Data entries
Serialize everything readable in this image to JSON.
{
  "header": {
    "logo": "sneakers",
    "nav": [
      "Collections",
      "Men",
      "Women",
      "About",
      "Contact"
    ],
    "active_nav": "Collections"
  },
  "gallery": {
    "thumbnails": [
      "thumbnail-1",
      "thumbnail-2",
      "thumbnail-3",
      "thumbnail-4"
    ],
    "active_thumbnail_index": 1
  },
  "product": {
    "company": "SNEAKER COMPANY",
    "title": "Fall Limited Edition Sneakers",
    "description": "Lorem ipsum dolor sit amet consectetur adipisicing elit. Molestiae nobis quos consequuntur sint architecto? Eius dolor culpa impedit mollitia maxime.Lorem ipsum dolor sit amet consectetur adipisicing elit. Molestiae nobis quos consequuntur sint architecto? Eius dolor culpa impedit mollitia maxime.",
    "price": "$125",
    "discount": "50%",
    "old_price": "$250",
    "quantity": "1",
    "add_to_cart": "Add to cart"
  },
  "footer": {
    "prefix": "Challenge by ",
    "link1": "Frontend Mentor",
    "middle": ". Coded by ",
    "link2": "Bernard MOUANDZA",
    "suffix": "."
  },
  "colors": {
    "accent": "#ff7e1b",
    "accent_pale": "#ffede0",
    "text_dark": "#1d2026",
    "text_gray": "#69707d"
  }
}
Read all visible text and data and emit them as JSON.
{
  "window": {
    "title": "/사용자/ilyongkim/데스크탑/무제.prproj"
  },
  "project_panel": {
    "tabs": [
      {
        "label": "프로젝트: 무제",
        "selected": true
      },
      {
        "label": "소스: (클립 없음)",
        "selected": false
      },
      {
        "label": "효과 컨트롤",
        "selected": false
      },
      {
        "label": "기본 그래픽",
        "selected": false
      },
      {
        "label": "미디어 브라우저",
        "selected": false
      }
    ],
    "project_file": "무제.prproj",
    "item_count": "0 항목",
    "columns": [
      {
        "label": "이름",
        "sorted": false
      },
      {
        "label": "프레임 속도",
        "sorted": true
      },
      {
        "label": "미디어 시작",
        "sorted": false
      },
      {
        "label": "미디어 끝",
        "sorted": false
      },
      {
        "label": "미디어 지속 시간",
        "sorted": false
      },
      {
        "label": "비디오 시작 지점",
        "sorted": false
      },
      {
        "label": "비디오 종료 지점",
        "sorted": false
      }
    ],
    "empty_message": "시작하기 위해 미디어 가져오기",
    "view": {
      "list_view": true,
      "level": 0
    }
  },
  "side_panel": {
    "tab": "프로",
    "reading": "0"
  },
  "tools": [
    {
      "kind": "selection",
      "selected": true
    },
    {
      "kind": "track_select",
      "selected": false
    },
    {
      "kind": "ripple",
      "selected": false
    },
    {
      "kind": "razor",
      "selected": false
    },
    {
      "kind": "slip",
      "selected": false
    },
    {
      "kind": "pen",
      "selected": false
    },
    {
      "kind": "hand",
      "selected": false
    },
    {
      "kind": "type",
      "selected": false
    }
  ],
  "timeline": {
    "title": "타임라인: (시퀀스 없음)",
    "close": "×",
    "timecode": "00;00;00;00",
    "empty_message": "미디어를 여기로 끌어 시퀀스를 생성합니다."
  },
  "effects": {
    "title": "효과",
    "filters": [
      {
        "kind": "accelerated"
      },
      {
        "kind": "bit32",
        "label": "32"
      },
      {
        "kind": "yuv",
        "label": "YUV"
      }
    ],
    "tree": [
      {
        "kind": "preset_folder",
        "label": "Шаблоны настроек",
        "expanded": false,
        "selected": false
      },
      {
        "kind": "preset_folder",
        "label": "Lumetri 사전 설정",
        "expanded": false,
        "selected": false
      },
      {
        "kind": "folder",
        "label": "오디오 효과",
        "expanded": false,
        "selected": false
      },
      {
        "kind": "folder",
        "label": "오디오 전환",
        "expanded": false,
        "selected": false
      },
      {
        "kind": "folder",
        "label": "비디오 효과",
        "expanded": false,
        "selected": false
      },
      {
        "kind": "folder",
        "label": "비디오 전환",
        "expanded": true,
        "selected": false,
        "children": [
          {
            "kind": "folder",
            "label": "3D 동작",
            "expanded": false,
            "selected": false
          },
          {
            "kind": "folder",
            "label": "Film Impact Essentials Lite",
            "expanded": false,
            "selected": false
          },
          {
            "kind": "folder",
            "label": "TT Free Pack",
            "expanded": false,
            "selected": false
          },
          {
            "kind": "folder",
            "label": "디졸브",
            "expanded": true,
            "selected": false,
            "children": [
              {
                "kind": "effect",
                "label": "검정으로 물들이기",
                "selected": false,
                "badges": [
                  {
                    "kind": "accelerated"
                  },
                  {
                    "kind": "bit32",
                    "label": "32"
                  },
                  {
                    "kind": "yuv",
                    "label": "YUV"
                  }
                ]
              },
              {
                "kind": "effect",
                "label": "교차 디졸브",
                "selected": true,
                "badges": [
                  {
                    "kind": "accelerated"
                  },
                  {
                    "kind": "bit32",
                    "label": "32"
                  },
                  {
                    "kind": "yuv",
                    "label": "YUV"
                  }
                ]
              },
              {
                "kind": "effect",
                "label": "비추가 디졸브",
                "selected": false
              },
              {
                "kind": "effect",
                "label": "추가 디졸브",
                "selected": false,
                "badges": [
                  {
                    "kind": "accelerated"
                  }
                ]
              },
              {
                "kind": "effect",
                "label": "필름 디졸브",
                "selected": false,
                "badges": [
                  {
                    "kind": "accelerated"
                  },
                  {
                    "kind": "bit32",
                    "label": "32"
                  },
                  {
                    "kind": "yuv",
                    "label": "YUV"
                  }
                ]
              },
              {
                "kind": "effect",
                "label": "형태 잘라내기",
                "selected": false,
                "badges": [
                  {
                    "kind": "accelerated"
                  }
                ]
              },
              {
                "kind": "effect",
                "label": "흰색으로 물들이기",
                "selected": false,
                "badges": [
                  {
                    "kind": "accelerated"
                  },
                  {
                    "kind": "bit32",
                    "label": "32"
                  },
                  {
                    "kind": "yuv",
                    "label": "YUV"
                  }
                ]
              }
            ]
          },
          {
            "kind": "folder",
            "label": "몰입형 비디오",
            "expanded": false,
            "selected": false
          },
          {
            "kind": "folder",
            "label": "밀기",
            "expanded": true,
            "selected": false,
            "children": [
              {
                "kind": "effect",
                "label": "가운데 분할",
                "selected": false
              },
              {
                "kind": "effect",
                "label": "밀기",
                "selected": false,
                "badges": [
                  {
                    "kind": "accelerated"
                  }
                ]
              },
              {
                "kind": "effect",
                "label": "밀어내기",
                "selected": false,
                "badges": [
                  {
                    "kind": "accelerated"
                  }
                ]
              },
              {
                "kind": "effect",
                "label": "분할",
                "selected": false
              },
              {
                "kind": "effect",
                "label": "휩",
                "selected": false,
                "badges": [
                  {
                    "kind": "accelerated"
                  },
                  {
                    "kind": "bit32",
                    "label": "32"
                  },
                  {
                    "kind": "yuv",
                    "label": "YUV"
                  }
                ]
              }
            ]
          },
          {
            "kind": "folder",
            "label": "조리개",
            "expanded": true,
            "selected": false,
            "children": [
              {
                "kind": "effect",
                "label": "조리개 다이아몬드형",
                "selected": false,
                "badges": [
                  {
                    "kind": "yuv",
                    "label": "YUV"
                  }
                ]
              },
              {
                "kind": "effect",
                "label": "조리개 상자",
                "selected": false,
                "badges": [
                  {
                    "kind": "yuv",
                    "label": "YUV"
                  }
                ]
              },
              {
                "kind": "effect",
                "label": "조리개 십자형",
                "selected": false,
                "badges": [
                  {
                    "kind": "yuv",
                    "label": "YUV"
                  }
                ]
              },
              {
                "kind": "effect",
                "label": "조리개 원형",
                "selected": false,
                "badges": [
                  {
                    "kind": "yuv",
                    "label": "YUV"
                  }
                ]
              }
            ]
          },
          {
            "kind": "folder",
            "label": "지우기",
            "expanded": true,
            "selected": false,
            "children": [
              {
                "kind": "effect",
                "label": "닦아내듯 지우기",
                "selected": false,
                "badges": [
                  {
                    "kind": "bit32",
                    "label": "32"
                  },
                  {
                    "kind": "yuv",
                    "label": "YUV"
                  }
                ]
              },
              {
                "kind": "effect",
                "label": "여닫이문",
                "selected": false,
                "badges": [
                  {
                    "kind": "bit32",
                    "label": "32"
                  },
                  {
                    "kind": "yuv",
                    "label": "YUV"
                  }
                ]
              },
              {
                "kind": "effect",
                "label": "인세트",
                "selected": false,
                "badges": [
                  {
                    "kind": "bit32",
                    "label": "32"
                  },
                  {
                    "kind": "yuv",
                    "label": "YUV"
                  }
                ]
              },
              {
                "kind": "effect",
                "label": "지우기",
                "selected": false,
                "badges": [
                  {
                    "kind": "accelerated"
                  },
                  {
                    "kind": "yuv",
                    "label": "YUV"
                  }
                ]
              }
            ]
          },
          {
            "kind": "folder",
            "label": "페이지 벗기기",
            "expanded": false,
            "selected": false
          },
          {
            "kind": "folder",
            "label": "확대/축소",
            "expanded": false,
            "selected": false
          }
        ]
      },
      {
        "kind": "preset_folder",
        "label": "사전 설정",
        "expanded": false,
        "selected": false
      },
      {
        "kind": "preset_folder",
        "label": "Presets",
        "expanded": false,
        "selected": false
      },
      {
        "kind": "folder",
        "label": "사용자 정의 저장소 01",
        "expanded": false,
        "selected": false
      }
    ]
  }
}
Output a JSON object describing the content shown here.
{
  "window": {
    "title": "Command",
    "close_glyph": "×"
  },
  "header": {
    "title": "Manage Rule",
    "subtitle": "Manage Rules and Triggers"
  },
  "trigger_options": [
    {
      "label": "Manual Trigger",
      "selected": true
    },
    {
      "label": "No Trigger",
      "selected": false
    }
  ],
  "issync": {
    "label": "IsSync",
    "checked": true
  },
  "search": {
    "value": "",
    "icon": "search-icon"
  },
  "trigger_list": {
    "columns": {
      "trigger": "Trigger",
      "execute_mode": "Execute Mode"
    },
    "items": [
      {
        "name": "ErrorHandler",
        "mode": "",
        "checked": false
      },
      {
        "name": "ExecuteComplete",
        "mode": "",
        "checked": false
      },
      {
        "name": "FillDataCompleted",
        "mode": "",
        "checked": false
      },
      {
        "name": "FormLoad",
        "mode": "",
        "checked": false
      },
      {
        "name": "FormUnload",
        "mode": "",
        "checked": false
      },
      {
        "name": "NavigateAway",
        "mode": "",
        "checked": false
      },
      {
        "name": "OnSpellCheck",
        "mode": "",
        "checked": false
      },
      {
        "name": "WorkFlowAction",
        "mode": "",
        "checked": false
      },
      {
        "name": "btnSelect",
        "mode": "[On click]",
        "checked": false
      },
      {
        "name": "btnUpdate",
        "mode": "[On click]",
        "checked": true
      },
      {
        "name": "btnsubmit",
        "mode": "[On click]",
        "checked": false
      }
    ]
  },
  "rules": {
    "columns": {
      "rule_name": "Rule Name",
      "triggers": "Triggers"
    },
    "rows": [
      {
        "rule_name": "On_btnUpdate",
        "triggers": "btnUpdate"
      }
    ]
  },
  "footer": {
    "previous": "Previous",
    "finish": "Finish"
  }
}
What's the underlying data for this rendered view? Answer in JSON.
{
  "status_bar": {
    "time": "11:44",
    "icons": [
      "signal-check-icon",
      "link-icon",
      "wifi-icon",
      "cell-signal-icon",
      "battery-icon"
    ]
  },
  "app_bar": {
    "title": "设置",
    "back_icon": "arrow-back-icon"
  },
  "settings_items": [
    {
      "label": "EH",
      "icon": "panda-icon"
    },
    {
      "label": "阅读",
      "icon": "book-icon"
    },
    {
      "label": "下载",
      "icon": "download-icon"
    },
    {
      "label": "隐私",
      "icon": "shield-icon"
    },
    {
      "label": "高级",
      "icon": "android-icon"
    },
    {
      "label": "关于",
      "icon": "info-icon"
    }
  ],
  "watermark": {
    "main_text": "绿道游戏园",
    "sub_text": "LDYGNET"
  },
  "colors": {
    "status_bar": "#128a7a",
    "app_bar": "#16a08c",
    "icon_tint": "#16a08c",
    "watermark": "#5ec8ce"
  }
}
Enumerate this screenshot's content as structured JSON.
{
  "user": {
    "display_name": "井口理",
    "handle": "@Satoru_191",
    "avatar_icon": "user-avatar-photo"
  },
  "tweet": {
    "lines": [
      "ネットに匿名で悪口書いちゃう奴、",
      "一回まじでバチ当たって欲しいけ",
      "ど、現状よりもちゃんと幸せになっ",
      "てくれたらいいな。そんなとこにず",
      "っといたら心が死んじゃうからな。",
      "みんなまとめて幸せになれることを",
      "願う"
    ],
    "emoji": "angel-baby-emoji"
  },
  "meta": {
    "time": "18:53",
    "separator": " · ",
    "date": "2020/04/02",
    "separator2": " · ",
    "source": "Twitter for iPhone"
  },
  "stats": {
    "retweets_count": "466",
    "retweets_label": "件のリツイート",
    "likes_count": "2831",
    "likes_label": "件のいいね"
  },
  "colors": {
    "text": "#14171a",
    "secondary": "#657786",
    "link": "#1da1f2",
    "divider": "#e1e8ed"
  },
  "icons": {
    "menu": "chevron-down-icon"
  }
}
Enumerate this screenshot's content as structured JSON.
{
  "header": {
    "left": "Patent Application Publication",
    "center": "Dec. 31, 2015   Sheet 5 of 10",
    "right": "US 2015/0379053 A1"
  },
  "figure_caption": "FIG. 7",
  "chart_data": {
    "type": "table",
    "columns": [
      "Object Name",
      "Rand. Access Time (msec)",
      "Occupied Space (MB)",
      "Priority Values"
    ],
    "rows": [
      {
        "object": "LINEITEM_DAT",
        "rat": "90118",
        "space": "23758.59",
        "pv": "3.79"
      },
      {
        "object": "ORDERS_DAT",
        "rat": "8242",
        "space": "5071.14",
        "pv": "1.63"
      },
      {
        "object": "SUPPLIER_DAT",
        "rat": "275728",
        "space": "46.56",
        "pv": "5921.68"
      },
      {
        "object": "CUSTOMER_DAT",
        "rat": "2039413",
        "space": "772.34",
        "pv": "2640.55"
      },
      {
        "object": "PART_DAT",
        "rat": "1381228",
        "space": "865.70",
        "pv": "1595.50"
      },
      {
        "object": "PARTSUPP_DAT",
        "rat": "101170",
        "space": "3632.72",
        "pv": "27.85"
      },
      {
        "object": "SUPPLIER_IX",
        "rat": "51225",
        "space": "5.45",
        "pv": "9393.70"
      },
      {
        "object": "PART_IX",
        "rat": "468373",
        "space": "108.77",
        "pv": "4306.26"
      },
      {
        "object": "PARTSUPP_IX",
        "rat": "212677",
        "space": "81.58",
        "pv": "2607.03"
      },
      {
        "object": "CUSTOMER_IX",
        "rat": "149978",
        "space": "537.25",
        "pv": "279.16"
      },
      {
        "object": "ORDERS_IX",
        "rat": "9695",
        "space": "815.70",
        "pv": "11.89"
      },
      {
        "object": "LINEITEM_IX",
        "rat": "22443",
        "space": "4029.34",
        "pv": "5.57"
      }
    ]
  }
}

- [GIVEN EXERCISE] Every line in the data above that contains "Manage" needs to be copied.

- [TASK RESPONSE]
    "title": "Manage Rule",
    "subtitle": "Manage Rules and Triggers"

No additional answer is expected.